=== What to do ===
Retype exactly the lines from the line with "What data was" to the end of the data, keeping both boundary lines.

=== Records ===
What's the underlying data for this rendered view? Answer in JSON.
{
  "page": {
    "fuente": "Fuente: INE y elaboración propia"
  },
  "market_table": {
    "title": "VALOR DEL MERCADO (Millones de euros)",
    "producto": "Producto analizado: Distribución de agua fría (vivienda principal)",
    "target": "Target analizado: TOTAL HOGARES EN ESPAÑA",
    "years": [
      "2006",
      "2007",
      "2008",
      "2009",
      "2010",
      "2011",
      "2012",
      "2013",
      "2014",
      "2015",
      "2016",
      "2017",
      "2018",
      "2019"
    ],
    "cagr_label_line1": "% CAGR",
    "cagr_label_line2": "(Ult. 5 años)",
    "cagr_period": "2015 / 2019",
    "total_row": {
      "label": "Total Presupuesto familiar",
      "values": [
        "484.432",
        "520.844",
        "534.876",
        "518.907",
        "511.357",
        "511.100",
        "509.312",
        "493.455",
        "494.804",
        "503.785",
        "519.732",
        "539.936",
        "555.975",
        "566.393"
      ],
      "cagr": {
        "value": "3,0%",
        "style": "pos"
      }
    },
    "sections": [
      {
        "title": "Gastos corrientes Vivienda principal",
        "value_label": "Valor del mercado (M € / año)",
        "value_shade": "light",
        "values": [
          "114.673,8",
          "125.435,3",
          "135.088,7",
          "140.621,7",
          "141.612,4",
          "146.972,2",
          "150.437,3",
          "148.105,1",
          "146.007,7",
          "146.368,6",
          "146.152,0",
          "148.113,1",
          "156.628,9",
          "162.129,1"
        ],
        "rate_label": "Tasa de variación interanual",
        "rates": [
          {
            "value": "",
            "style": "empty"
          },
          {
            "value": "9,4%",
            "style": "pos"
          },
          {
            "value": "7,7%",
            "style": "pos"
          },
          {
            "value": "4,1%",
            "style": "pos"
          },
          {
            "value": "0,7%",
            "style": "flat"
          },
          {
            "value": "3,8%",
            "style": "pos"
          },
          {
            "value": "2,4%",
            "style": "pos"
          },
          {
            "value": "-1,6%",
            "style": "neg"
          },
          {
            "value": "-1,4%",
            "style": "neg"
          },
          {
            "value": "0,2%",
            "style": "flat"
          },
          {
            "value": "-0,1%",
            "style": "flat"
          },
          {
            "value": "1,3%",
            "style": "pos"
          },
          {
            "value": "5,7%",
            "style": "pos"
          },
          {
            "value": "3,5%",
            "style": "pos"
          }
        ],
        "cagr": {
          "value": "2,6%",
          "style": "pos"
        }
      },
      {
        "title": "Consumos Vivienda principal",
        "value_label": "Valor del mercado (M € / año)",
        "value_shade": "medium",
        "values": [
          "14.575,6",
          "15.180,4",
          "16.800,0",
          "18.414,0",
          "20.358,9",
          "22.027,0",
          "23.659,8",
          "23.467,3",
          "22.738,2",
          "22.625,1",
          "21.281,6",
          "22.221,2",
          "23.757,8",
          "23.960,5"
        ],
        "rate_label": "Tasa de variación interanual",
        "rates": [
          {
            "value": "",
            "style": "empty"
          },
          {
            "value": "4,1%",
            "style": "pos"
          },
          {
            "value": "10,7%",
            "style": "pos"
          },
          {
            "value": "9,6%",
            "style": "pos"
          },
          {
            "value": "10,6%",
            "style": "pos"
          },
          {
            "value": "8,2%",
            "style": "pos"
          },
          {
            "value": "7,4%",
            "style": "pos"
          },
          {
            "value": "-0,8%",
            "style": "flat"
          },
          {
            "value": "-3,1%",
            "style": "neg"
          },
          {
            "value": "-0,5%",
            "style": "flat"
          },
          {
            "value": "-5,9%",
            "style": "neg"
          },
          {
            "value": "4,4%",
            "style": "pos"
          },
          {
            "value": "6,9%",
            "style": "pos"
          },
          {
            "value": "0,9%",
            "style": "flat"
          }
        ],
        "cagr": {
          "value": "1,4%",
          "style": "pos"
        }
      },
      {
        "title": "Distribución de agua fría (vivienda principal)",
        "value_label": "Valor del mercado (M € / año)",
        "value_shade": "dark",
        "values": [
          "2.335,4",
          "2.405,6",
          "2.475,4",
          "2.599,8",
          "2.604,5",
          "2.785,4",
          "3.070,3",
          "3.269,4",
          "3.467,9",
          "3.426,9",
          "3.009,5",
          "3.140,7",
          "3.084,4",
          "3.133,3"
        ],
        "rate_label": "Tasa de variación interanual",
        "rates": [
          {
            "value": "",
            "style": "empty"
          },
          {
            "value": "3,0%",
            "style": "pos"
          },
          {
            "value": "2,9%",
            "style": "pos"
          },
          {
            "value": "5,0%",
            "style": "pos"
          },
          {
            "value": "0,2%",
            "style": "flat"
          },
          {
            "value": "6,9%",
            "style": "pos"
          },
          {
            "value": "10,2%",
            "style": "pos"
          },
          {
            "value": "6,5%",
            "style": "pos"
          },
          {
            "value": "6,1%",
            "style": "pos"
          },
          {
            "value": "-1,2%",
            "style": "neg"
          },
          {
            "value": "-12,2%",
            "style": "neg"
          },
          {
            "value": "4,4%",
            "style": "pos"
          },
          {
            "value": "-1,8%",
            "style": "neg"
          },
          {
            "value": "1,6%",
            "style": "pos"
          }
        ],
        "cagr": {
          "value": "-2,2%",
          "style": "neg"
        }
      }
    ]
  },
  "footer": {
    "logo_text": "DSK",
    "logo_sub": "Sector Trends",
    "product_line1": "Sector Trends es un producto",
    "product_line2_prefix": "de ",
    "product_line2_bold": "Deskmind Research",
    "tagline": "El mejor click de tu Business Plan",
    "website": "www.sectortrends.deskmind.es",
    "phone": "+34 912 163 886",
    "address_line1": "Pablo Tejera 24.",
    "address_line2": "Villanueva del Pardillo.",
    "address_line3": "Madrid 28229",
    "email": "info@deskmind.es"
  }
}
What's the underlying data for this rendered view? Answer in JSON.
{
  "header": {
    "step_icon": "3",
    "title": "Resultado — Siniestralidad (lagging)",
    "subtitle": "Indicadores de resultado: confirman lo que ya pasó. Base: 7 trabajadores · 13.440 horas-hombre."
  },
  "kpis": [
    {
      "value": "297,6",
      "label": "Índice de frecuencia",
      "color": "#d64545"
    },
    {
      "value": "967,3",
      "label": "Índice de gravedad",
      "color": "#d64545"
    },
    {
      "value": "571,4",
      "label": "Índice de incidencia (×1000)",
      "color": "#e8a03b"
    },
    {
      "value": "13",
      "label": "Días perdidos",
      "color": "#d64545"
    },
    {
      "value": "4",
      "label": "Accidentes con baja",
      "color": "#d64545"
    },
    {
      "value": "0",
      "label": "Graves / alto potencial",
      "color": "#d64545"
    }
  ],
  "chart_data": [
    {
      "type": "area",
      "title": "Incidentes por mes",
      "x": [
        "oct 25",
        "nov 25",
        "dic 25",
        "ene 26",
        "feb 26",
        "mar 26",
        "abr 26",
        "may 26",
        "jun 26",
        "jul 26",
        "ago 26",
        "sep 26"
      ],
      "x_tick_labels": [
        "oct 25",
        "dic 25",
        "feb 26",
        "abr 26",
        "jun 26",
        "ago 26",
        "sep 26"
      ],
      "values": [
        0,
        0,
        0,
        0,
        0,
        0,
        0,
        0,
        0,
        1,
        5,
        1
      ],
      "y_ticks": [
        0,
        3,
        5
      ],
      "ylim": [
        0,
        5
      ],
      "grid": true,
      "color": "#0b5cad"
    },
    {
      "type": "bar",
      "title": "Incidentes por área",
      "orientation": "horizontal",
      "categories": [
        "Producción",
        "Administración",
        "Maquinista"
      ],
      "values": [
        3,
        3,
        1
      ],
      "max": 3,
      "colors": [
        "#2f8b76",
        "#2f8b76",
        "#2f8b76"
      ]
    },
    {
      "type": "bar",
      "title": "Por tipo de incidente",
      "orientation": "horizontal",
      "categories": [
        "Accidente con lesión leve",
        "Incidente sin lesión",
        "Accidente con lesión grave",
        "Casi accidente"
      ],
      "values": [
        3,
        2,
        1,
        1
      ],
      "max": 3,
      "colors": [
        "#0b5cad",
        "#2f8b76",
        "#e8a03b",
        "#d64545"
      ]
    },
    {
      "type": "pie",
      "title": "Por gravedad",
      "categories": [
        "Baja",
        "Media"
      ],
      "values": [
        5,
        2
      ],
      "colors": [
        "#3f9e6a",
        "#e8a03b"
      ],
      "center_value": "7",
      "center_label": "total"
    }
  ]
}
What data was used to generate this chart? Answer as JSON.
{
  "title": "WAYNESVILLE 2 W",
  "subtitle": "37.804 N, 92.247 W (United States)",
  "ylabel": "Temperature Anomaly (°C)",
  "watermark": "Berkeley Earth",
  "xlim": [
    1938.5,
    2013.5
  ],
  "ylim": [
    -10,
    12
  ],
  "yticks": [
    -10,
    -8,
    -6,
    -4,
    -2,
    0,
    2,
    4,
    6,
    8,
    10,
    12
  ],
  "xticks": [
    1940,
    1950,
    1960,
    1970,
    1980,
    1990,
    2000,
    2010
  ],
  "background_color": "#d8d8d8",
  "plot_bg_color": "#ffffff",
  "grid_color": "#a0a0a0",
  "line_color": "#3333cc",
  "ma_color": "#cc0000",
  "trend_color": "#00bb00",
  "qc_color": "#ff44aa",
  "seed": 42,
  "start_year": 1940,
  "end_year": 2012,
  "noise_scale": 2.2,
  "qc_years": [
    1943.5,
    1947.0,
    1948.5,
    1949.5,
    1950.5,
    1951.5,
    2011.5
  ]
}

=== Reply to the task ===
What data was used to generate this chart? Answer as JSON.
{
  "title": "WAYNESVILLE 2 W",
  "subtitle": "37.804 N, 92.247 W (United States)",
  "ylabel": "Temperature Anomaly (°C)",
  "watermark": "Berkeley Earth",
  "xlim": [
    1938.5,
    2013.5
  ],
  "ylim": [
    -10,
    12
  ],
  "yticks": [
    -10,
    -8,
    -6,
    -4,
    -2,
    0,
    2,
    4,
    6,
    8,
    10,
    12
  ],
  "xticks": [
    1940,
    1950,
    1960,
    1970,
    1980,
    1990,
    2000,
    2010
  ],
  "background_color": "#d8d8d8",
  "plot_bg_color": "#ffffff",
  "grid_color": "#a0a0a0",
  "line_color": "#3333cc",
  "ma_color": "#cc0000",
  "trend_color": "#00bb00",
  "qc_color": "#ff44aa",
  "seed": 42,
  "start_year": 1940,
  "end_year": 2012,
  "noise_scale": 2.2,
  "qc_years": [
    1943.5,
    1947.0,
    1948.5,
    1949.5,
    1950.5,
    1951.5,
    2011.5
  ]
}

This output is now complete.